* WHAT YOU ARE ASKED TO DO: In the listing below, count the lines with "text" and report only the figure.

Dataset records:
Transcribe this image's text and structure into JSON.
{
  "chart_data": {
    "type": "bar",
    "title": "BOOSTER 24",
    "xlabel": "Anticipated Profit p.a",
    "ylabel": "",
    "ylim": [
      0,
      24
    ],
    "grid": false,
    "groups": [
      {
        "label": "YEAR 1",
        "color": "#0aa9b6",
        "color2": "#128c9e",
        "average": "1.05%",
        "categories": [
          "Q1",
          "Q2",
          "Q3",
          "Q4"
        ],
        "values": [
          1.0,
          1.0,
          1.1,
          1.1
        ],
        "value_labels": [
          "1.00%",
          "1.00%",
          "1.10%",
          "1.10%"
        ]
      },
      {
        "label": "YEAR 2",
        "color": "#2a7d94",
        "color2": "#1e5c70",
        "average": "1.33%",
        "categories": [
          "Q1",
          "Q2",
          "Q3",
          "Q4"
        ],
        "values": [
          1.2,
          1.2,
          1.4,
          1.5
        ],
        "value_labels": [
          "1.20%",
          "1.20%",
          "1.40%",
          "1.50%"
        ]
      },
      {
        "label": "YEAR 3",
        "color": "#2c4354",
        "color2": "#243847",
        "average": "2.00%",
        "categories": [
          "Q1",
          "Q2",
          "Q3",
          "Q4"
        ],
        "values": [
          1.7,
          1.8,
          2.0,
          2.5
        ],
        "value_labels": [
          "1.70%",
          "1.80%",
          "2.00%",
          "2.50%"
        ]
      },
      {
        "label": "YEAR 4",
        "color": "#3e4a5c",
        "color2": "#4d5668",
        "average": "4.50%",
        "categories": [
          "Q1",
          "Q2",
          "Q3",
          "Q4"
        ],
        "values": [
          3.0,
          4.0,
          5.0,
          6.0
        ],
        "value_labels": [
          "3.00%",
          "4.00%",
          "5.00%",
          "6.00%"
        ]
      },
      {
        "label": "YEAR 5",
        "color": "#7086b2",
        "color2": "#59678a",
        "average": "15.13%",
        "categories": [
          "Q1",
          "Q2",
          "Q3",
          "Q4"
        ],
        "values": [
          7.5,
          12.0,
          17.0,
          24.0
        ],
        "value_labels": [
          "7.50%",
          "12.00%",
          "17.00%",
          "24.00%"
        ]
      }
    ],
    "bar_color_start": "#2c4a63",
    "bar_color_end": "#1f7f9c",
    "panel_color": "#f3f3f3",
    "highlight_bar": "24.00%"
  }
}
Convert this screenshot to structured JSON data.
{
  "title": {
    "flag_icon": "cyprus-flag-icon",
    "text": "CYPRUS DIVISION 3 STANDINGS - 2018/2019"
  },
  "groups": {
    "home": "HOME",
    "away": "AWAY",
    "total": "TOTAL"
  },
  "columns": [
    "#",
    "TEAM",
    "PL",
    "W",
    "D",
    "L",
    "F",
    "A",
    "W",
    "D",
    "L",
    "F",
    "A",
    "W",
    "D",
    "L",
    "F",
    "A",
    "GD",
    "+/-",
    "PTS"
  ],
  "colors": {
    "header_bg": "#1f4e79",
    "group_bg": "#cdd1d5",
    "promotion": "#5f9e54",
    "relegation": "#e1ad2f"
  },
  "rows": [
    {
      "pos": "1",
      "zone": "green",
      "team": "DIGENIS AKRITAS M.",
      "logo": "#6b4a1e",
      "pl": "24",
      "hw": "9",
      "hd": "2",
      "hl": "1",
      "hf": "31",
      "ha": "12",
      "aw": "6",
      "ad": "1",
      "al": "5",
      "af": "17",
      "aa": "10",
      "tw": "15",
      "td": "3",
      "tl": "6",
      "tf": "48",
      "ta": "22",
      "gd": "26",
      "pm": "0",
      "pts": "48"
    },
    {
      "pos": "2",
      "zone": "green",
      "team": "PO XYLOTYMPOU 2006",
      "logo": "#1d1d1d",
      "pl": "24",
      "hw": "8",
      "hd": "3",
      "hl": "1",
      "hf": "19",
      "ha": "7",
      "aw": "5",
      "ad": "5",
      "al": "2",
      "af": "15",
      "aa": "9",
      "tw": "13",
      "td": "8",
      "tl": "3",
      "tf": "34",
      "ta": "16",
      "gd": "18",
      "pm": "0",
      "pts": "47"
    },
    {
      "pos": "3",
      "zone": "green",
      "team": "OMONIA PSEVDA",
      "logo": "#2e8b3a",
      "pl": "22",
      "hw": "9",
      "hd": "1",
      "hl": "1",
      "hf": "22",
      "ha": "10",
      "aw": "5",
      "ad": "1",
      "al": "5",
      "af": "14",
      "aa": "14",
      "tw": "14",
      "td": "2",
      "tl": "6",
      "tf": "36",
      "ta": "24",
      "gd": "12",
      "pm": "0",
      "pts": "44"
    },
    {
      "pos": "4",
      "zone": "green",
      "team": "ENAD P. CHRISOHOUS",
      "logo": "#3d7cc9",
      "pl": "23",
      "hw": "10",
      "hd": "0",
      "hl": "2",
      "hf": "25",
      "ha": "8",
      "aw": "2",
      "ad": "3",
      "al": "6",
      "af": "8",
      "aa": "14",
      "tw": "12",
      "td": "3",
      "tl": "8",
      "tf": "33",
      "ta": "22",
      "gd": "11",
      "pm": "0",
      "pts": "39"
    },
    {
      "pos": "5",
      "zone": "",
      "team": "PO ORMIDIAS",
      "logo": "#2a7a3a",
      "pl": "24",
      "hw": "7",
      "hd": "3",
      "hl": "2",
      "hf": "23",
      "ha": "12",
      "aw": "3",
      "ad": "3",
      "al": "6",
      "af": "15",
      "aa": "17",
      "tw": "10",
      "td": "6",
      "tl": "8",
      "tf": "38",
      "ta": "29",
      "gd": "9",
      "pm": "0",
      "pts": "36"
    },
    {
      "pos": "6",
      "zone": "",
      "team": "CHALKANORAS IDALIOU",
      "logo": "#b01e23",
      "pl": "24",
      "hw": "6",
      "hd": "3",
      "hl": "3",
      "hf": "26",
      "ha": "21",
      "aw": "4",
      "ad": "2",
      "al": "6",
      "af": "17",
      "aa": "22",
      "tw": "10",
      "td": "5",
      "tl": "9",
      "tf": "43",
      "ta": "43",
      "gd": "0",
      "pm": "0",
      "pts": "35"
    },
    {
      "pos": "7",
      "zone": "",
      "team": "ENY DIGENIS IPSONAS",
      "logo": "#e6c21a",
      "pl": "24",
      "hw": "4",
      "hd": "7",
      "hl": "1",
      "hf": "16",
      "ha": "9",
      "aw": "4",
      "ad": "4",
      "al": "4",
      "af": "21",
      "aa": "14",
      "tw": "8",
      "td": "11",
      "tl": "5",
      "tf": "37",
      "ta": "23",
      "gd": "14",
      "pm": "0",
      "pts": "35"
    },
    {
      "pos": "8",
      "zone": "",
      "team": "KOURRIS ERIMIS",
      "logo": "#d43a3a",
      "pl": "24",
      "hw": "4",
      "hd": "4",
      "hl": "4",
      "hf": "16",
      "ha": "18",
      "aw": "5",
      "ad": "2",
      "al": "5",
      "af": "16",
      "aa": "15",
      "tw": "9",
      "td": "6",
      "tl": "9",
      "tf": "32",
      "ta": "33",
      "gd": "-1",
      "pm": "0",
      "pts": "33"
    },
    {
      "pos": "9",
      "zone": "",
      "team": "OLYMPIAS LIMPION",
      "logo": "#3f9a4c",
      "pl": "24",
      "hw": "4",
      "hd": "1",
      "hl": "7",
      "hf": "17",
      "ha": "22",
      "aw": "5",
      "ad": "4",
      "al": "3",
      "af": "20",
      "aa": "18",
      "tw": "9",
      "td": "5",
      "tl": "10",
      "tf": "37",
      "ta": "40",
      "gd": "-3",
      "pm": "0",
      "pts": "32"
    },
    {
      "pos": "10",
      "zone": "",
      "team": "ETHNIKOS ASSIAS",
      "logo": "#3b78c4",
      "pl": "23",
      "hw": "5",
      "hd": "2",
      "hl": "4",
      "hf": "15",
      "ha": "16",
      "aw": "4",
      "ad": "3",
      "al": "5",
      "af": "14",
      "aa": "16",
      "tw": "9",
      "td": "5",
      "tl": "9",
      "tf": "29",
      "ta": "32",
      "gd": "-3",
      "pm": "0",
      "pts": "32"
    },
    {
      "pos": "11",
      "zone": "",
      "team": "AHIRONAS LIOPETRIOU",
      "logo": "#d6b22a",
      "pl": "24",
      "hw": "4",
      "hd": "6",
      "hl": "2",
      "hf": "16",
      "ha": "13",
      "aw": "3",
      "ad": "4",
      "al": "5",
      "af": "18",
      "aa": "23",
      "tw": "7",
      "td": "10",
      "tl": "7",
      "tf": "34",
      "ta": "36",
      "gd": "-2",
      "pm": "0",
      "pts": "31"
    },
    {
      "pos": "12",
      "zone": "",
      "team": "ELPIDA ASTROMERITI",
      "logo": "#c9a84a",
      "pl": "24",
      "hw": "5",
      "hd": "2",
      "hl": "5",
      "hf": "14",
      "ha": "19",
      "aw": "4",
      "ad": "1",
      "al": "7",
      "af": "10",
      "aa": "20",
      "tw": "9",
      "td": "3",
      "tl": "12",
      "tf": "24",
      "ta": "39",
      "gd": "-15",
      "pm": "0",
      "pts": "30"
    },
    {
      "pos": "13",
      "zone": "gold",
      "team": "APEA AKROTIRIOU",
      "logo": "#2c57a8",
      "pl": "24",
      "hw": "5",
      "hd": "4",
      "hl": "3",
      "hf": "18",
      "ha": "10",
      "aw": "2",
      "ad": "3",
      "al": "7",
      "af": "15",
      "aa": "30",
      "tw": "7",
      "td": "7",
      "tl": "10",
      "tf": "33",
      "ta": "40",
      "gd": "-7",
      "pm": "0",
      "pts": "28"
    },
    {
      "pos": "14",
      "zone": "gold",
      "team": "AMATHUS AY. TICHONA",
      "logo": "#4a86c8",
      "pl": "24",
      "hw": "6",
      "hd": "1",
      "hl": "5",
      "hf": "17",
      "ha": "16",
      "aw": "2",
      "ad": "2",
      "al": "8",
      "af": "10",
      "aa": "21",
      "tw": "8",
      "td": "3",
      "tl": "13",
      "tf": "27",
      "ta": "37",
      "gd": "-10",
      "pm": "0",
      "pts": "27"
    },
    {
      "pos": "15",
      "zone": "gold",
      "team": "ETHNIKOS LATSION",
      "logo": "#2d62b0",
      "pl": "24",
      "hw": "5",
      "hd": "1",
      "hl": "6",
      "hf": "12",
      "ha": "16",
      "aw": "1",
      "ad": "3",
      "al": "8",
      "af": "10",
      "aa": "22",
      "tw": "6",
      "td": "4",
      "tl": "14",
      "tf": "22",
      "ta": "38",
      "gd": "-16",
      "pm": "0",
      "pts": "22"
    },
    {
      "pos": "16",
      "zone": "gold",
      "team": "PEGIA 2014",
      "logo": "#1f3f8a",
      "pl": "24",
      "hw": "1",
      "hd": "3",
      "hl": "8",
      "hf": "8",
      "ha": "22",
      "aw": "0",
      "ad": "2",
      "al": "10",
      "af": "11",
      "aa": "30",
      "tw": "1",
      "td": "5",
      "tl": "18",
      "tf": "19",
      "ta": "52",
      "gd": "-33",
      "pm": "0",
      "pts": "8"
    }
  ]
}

* TASK RESPONSE: 2